■ Exercise requirements
Extract every entry word for word. Skip the pictures.

■ Task inputs
⟨

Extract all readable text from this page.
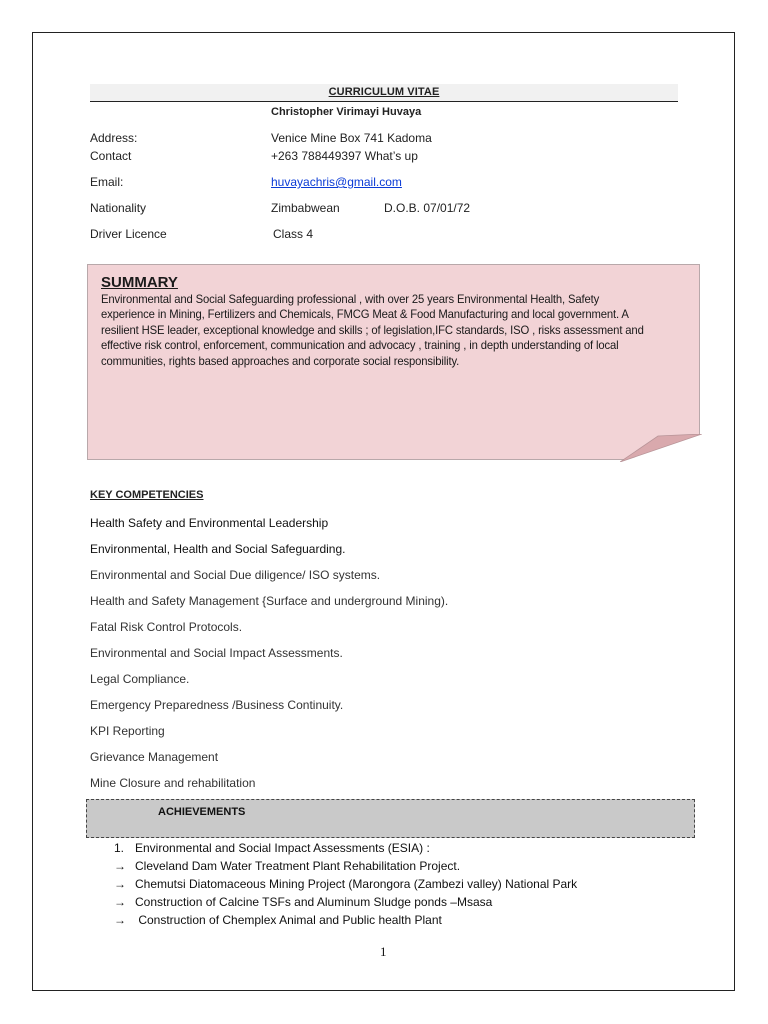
CURRICULUM VITAE
Christopher Virimayi Huvaya
Address:	Venice Mine Box 741 Kadoma
Contact	+263 788449397 What’s up
Email:	huvayachris@gmail.com
Nationality	Zimbabwean	D.O.B. 07/01/72
Driver Licence	Class 4
SUMMARY
Environmental and Social Safeguarding professional , with over 25 years Environmental Health, Safety experience in Mining, Fertilizers and Chemicals, FMCG Meat & Food Manufacturing and local government. A resilient HSE leader, exceptional knowledge and skills ; of legislation,IFC standards, ISO , risks assessment and effective risk control, enforcement, communication and advocacy , training , in depth understanding of local communities, rights based approaches and corporate social responsibility.
KEY COMPETENCIES
Health Safety and Environmental Leadership
Environmental, Health and Social Safeguarding.
Environmental and Social Due diligence/ ISO systems.
Health and Safety Management {Surface and underground Mining).
Fatal Risk Control Protocols.
Environmental and Social Impact Assessments.
Legal Compliance.
Emergency Preparedness /Business Continuity.
KPI Reporting
Grievance Management
Mine Closure and rehabilitation
ACHIEVEMENTS
1. Environmental and Social Impact Assessments (ESIA) :
→ Cleveland Dam Water Treatment Plant Rehabilitation Project.
→ Chemutsi Diatomaceous Mining Project (Marongora (Zambezi valley) National Park
→ Construction of Calcine TSFs and Aluminum Sludge ponds –Msasa
→ Construction of Chemplex Animal and Public health Plant
1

⟩

■ Answer
Extract all readable text from this page.
CURRICULUM VITAE
Christopher Virimayi Huvaya
Address:	Venice Mine Box 741 Kadoma
Contact	+263 788449397 What’s up
Email:	huvayachris@gmail.com
Nationality	Zimbabwean	D.O.B. 07/01/72
Driver Licence	Class 4
SUMMARY
Environmental and Social Safeguarding professional , with over 25 years Environmental Health, Safety experience in Mining, Fertilizers and Chemicals, FMCG Meat & Food Manufacturing and local government. A resilient HSE leader, exceptional knowledge and skills ; of legislation,IFC standards, ISO , risks assessment and effective risk control, enforcement, communication and advocacy , training , in depth understanding of local communities, rights based approaches and corporate social responsibility.
KEY COMPETENCIES
Health Safety and Environmental Leadership
Environmental, Health and Social Safeguarding.
Environmental and Social Due diligence/ ISO systems.
Health and Safety Management {Surface and underground Mining).
Fatal Risk Control Protocols.
Environmental and Social Impact Assessments.
Legal Compliance.
Emergency Preparedness /Business Continuity.
KPI Reporting
Grievance Management
Mine Closure and rehabilitation
ACHIEVEMENTS
1. Environmental and Social Impact Assessments (ESIA) :
→ Cleveland Dam Water Treatment Plant Rehabilitation Project.
→ Chemutsi Diatomaceous Mining Project (Marongora (Zambezi valley) National Park
→ Construction of Calcine TSFs and Aluminum Sludge ponds –Msasa
→ Construction of Chemplex Animal and Public health Plant
1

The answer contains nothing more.